Data records:
* start *

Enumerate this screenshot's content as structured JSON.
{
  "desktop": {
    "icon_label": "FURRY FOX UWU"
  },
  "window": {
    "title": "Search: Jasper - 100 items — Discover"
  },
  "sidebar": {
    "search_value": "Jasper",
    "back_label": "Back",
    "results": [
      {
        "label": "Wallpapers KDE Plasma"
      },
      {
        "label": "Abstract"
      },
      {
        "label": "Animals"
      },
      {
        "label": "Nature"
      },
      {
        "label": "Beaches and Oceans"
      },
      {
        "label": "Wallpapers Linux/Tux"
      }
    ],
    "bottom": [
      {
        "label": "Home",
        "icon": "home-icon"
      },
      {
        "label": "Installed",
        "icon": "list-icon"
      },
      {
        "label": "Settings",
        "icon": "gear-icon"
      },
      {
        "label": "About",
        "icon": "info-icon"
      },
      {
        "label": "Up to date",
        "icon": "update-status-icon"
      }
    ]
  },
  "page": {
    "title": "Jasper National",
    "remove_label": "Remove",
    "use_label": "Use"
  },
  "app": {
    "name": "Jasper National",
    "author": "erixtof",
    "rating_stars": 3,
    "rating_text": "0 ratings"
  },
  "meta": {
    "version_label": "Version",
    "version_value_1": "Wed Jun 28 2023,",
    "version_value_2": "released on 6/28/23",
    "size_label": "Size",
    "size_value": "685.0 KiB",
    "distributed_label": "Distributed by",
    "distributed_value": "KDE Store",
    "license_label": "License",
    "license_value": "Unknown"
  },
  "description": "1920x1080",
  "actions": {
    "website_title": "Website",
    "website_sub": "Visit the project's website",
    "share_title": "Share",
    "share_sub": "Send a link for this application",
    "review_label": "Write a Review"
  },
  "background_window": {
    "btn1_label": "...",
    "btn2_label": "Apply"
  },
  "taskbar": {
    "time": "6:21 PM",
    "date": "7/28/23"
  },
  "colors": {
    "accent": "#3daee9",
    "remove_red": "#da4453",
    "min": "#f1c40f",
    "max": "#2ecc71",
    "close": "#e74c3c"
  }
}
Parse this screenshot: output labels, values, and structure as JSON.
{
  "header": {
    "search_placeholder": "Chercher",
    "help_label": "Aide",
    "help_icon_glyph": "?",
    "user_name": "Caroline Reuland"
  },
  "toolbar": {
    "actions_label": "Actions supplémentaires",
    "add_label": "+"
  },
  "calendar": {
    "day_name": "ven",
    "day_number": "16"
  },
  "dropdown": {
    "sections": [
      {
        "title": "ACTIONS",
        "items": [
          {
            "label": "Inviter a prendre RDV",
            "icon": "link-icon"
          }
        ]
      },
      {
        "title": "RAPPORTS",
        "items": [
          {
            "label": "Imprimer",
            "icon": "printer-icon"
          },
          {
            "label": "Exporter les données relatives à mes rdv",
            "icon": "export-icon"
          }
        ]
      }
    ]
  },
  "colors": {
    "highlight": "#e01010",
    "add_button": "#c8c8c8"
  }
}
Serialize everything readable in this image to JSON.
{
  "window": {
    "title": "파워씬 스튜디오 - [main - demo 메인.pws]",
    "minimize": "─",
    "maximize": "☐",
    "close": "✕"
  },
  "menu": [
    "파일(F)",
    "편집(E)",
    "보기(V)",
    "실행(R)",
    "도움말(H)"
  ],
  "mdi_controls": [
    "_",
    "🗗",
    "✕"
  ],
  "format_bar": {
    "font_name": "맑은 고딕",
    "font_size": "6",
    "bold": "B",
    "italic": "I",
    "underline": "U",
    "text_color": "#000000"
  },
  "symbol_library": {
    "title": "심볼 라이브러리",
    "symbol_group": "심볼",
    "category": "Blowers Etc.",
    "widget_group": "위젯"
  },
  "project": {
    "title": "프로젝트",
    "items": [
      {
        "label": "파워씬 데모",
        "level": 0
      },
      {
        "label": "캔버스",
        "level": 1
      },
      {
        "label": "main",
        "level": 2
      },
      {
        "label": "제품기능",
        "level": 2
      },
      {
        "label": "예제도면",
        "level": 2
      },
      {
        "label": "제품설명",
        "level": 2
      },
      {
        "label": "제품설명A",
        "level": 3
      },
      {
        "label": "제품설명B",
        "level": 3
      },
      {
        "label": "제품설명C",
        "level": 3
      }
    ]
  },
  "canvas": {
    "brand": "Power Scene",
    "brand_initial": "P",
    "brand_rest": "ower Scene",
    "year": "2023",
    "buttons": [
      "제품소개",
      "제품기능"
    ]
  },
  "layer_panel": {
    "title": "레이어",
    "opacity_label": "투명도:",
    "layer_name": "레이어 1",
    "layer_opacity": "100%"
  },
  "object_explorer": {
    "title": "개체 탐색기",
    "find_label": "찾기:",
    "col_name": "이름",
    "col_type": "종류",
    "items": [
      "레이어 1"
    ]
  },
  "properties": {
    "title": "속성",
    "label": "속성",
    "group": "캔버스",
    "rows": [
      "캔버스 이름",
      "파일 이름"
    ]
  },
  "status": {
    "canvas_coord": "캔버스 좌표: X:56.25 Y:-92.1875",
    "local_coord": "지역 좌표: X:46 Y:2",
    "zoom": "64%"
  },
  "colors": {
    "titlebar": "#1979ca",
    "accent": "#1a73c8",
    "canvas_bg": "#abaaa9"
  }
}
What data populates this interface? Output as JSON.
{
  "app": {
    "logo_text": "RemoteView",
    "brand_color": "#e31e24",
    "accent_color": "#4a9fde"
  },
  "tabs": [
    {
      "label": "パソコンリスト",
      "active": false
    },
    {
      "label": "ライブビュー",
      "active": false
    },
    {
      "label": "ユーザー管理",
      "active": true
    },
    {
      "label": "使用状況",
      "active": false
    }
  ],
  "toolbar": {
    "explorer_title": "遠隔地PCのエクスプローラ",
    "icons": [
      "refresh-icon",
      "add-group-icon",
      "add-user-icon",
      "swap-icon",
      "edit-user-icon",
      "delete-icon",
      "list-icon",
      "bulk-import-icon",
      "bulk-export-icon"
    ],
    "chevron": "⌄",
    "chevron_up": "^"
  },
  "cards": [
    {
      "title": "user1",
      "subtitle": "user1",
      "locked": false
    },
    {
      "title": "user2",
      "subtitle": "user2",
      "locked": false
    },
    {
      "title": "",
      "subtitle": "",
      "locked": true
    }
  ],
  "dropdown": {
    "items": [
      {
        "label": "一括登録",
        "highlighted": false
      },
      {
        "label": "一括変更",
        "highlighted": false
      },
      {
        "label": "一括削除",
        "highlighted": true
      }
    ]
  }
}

* end *

- _Short exercise_: Every entry should be printed again exactly as it stands.

- _Right answer_:
Enumerate this screenshot's content as structured JSON.
{
  "desktop": {
    "icon_label": "FURRY FOX UWU"
  },
  "window": {
    "title": "Search: Jasper - 100 items — Discover"
  },
  "sidebar": {
    "search_value": "Jasper",
    "back_label": "Back",
    "results": [
      {
        "label": "Wallpapers KDE Plasma"
      },
      {
        "label": "Abstract"
      },
      {
        "label": "Animals"
      },
      {
        "label": "Nature"
      },
      {
        "label": "Beaches and Oceans"
      },
      {
        "label": "Wallpapers Linux/Tux"
      }
    ],
    "bottom": [
      {
        "label": "Home",
        "icon": "home-icon"
      },
      {
        "label": "Installed",
        "icon": "list-icon"
      },
      {
        "label": "Settings",
        "icon": "gear-icon"
      },
      {
        "label": "About",
        "icon": "info-icon"
      },
      {
        "label": "Up to date",
        "icon": "update-status-icon"
      }
    ]
  },
  "page": {
    "title": "Jasper National",
    "remove_label": "Remove",
    "use_label": "Use"
  },
  "app": {
    "name": "Jasper National",
    "author": "erixtof",
    "rating_stars": 3,
    "rating_text": "0 ratings"
  },
  "meta": {
    "version_label": "Version",
    "version_value_1": "Wed Jun 28 2023,",
    "version_value_2": "released on 6/28/23",
    "size_label": "Size",
    "size_value": "685.0 KiB",
    "distributed_label": "Distributed by",
    "distributed_value": "KDE Store",
    "license_label": "License",
    "license_value": "Unknown"
  },
  "description": "1920x1080",
  "actions": {
    "website_title": "Website",
    "website_sub": "Visit the project's website",
    "share_title": "Share",
    "share_sub": "Send a link for this application",
    "review_label": "Write a Review"
  },
  "background_window": {
    "btn1_label": "...",
    "btn2_label": "Apply"
  },
  "taskbar": {
    "time": "6:21 PM",
    "date": "7/28/23"
  },
  "colors": {
    "accent": "#3daee9",
    "remove_red": "#da4453",
    "min": "#f1c40f",
    "max": "#2ecc71",
    "close": "#e74c3c"
  }
}
Parse this screenshot: output labels, values, and structure as JSON.
{
  "header": {
    "search_placeholder": "Chercher",
    "help_label": "Aide",
    "help_icon_glyph": "?",
    "user_name": "Caroline Reuland"
  },
  "toolbar": {
    "actions_label": "Actions supplémentaires",
    "add_label": "+"
  },
  "calendar": {
    "day_name": "ven",
    "day_number": "16"
  },
  "dropdown": {
    "sections": [
      {
        "title": "ACTIONS",
        "items": [
          {
            "label": "Inviter a prendre RDV",
            "icon": "link-icon"
          }
        ]
      },
      {
        "title": "RAPPORTS",
        "items": [
          {
            "label": "Imprimer",
            "icon": "printer-icon"
          },
          {
            "label": "Exporter les données relatives à mes rdv",
            "icon": "export-icon"
          }
        ]
      }
    ]
  },
  "colors": {
    "highlight": "#e01010",
    "add_button": "#c8c8c8"
  }
}
Serialize everything readable in this image to JSON.
{
  "window": {
    "title": "파워씬 스튜디오 - [main - demo 메인.pws]",
    "minimize": "─",
    "maximize": "☐",
    "close": "✕"
  },
  "menu": [
    "파일(F)",
    "편집(E)",
    "보기(V)",
    "실행(R)",
    "도움말(H)"
  ],
  "mdi_controls": [
    "_",
    "🗗",
    "✕"
  ],
  "format_bar": {
    "font_name": "맑은 고딕",
    "font_size": "6",
    "bold": "B",
    "italic": "I",
    "underline": "U",
    "text_color": "#000000"
  },
  "symbol_library": {
    "title": "심볼 라이브러리",
    "symbol_group": "심볼",
    "category": "Blowers Etc.",
    "widget_group": "위젯"
  },
  "project": {
    "title": "프로젝트",
    "items": [
      {
        "label": "파워씬 데모",
        "level": 0
      },
      {
        "label": "캔버스",
        "level": 1
      },
      {
        "label": "main",
        "level": 2
      },
      {
        "label": "제품기능",
        "level": 2
      },
      {
        "label": "예제도면",
        "level": 2
      },
      {
        "label": "제품설명",
        "level": 2
      },
      {
        "label": "제품설명A",
        "level": 3
      },
      {
        "label": "제품설명B",
        "level": 3
      },
      {
        "label": "제품설명C",
        "level": 3
      }
    ]
  },
  "canvas": {
    "brand": "Power Scene",
    "brand_initial": "P",
    "brand_rest": "ower Scene",
    "year": "2023",
    "buttons": [
      "제품소개",
      "제품기능"
    ]
  },
  "layer_panel": {
    "title": "레이어",
    "opacity_label": "투명도:",
    "layer_name": "레이어 1",
    "layer_opacity": "100%"
  },
  "object_explorer": {
    "title": "개체 탐색기",
    "find_label": "찾기:",
    "col_name": "이름",
    "col_type": "종류",
    "items": [
      "레이어 1"
    ]
  },
  "properties": {
    "title": "속성",
    "label": "속성",
    "group": "캔버스",
    "rows": [
      "캔버스 이름",
      "파일 이름"
    ]
  },
  "status": {
    "canvas_coord": "캔버스 좌표: X:56.25 Y:-92.1875",
    "local_coord": "지역 좌표: X:46 Y:2",
    "zoom": "64%"
  },
  "colors": {
    "titlebar": "#1979ca",
    "accent": "#1a73c8",
    "canvas_bg": "#abaaa9"
  }
}
What data populates this interface? Output as JSON.
{
  "app": {
    "logo_text": "RemoteView",
    "brand_color": "#e31e24",
    "accent_color": "#4a9fde"
  },
  "tabs": [
    {
      "label": "パソコンリスト",
      "active": false
    },
    {
      "label": "ライブビュー",
      "active": false
    },
    {
      "label": "ユーザー管理",
      "active": true
    },
    {
      "label": "使用状況",
      "active": false
    }
  ],
  "toolbar": {
    "explorer_title": "遠隔地PCのエクスプローラ",
    "icons": [
      "refresh-icon",
      "add-group-icon",
      "add-user-icon",
      "swap-icon",
      "edit-user-icon",
      "delete-icon",
      "list-icon",
      "bulk-import-icon",
      "bulk-export-icon"
    ],
    "chevron": "⌄",
    "chevron_up": "^"
  },
  "cards": [
    {
      "title": "user1",
      "subtitle": "user1",
      "locked": false
    },
    {
      "title": "user2",
      "subtitle": "user2",
      "locked": false
    },
    {
      "title": "",
      "subtitle": "",
      "locked": true
    }
  ],
  "dropdown": {
    "items": [
      {
        "label": "一括登録",
        "highlighted": false
      },
      {
        "label": "一括変更",
        "highlighted": false
      },
      {
        "label": "一括削除",
        "highlighted": true
      }
    ]
  }
}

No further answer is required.